◆ AIM ◆
Go through the listing and copy every line word for word.

◆ DATASET ROWS ◆
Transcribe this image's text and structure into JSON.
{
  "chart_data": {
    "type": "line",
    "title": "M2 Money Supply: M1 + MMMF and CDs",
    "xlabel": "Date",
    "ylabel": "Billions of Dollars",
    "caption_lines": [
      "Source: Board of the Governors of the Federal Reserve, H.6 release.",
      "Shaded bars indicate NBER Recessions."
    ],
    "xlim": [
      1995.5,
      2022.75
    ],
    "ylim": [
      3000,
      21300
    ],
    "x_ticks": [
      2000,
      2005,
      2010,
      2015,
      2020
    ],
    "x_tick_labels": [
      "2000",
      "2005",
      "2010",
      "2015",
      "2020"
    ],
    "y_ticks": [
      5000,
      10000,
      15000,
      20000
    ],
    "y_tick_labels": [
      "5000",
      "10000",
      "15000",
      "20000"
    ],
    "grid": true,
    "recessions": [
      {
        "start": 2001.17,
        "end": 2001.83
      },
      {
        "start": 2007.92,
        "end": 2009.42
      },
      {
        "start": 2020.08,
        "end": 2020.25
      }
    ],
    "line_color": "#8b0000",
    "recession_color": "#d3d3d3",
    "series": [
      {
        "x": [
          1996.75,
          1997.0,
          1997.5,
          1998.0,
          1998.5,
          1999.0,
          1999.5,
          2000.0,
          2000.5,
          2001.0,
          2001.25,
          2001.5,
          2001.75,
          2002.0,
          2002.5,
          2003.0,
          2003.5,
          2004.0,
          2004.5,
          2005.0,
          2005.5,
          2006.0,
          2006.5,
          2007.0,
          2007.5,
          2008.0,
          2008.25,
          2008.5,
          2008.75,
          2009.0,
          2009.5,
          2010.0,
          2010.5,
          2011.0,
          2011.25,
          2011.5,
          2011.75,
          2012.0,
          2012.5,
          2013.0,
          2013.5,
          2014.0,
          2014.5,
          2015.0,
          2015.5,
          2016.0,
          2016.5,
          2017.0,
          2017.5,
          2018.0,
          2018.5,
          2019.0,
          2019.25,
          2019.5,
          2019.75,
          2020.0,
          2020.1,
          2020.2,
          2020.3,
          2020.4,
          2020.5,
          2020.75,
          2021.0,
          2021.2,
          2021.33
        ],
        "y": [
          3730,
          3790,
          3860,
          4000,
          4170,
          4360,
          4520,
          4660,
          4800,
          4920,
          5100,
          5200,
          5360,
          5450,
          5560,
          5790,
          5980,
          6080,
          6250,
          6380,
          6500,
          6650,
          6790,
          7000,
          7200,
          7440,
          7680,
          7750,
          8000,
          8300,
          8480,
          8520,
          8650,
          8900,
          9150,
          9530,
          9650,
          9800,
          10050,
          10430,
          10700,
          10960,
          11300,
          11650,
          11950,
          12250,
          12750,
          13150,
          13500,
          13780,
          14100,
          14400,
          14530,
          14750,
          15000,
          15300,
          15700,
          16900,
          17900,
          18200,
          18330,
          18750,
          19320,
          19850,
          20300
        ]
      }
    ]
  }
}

◆ CORRECT ANSWER ◆
Transcribe this image's text and structure into JSON.
{
  "chart_data": {
    "type": "line",
    "title": "M2 Money Supply: M1 + MMMF and CDs",
    "xlabel": "Date",
    "ylabel": "Billions of Dollars",
    "caption_lines": [
      "Source: Board of the Governors of the Federal Reserve, H.6 release.",
      "Shaded bars indicate NBER Recessions."
    ],
    "xlim": [
      1995.5,
      2022.75
    ],
    "ylim": [
      3000,
      21300
    ],
    "x_ticks": [
      2000,
      2005,
      2010,
      2015,
      2020
    ],
    "x_tick_labels": [
      "2000",
      "2005",
      "2010",
      "2015",
      "2020"
    ],
    "y_ticks": [
      5000,
      10000,
      15000,
      20000
    ],
    "y_tick_labels": [
      "5000",
      "10000",
      "15000",
      "20000"
    ],
    "grid": true,
    "recessions": [
      {
        "start": 2001.17,
        "end": 2001.83
      },
      {
        "start": 2007.92,
        "end": 2009.42
      },
      {
        "start": 2020.08,
        "end": 2020.25
      }
    ],
    "line_color": "#8b0000",
    "recession_color": "#d3d3d3",
    "series": [
      {
        "x": [
          1996.75,
          1997.0,
          1997.5,
          1998.0,
          1998.5,
          1999.0,
          1999.5,
          2000.0,
          2000.5,
          2001.0,
          2001.25,
          2001.5,
          2001.75,
          2002.0,
          2002.5,
          2003.0,
          2003.5,
          2004.0,
          2004.5,
          2005.0,
          2005.5,
          2006.0,
          2006.5,
          2007.0,
          2007.5,
          2008.0,
          2008.25,
          2008.5,
          2008.75,
          2009.0,
          2009.5,
          2010.0,
          2010.5,
          2011.0,
          2011.25,
          2011.5,
          2011.75,
          2012.0,
          2012.5,
          2013.0,
          2013.5,
          2014.0,
          2014.5,
          2015.0,
          2015.5,
          2016.0,
          2016.5,
          2017.0,
          2017.5,
          2018.0,
          2018.5,
          2019.0,
          2019.25,
          2019.5,
          2019.75,
          2020.0,
          2020.1,
          2020.2,
          2020.3,
          2020.4,
          2020.5,
          2020.75,
          2021.0,
          2021.2,
          2021.33
        ],
        "y": [
          3730,
          3790,
          3860,
          4000,
          4170,
          4360,
          4520,
          4660,
          4800,
          4920,
          5100,
          5200,
          5360,
          5450,
          5560,
          5790,
          5980,
          6080,
          6250,
          6380,
          6500,
          6650,
          6790,
          7000,
          7200,
          7440,
          7680,
          7750,
          8000,
          8300,
          8480,
          8520,
          8650,
          8900,
          9150,
          9530,
          9650,
          9800,
          10050,
          10430,
          10700,
          10960,
          11300,
          11650,
          11950,
          12250,
          12750,
          13150,
          13500,
          13780,
          14100,
          14400,
          14530,
          14750,
          15000,
          15300,
          15700,
          16900,
          17900,
          18200,
          18330,
          18750,
          19320,
          19850,
          20300
        ]
      }
    ]
  }
}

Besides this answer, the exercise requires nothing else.